Aim:
Find and copy lines holding "Properties".

Data lines:

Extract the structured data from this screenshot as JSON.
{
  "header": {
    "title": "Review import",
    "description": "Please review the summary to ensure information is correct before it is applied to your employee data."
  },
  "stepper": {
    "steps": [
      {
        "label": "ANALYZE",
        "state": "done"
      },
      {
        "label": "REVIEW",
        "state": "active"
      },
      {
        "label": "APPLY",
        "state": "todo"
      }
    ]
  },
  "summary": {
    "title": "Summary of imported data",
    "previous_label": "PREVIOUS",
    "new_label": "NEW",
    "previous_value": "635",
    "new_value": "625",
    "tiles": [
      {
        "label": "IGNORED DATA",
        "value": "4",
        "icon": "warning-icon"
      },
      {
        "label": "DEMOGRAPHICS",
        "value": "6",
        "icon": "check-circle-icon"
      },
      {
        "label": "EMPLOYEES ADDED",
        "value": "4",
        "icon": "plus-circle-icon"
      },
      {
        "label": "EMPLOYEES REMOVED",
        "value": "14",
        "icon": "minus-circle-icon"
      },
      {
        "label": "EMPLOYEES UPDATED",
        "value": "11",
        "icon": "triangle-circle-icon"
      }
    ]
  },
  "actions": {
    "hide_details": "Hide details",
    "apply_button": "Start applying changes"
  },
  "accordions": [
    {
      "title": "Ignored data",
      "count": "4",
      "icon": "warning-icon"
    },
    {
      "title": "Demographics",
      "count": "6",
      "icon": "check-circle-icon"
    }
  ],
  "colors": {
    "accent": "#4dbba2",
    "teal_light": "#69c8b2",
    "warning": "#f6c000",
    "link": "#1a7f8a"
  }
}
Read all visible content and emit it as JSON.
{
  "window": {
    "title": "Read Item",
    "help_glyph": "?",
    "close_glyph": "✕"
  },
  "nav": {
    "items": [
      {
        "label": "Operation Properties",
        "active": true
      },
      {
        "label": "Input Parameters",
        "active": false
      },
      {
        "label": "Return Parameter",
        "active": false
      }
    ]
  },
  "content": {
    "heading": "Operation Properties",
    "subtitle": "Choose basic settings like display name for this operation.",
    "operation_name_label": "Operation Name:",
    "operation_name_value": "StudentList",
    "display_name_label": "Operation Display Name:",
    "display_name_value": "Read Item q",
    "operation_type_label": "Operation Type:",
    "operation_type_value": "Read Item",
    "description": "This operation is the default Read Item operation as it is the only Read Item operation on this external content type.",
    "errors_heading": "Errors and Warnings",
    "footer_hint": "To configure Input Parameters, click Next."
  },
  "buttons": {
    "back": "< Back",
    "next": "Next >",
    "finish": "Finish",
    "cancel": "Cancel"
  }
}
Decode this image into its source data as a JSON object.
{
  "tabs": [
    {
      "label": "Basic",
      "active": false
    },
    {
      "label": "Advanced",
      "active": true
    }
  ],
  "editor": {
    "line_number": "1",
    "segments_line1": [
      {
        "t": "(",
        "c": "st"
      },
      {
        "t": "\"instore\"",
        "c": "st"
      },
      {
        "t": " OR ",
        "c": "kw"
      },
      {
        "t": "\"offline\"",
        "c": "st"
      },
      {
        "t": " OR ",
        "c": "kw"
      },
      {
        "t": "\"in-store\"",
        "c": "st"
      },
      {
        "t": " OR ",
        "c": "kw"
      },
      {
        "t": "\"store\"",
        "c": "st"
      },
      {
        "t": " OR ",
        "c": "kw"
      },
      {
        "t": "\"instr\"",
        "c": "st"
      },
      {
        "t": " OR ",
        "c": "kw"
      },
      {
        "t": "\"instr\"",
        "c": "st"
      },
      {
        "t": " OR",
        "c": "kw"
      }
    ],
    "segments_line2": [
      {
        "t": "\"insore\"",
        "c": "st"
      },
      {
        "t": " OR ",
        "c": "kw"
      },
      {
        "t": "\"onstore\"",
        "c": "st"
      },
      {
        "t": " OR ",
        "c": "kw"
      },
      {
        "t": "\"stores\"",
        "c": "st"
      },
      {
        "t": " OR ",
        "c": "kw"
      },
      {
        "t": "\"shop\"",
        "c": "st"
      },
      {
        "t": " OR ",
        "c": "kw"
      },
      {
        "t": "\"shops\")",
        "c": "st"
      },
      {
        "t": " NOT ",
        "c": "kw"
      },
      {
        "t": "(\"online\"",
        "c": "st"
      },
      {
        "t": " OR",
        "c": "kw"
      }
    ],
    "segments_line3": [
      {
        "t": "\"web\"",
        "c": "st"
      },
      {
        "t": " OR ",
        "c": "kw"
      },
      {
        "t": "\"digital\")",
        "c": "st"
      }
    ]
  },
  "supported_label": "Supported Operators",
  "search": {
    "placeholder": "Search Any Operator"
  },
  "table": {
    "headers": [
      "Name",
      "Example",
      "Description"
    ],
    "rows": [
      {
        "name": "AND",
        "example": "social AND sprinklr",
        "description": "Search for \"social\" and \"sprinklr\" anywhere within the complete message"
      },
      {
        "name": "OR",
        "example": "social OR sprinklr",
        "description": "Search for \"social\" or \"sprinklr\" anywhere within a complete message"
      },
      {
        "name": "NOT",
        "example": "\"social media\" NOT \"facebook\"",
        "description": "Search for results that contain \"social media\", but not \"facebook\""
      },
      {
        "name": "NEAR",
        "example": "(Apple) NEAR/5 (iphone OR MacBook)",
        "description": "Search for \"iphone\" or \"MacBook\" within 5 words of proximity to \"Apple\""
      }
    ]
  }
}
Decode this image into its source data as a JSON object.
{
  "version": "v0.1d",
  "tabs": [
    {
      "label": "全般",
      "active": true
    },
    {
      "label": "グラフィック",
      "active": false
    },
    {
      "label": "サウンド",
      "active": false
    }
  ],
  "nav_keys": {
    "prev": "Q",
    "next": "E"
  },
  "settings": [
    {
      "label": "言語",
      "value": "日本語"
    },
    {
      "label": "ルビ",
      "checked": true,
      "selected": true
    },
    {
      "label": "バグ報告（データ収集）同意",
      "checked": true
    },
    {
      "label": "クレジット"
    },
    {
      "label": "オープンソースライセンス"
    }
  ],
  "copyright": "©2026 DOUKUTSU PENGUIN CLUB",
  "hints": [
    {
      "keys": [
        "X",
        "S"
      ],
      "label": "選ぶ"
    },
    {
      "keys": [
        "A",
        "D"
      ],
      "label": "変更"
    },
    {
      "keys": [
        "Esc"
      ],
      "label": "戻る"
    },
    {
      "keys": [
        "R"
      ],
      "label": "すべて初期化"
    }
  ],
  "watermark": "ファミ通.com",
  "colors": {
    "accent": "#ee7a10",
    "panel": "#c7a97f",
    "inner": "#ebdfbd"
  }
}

Task result:
        "label": "Operation Properties",
    "heading": "Operation Properties",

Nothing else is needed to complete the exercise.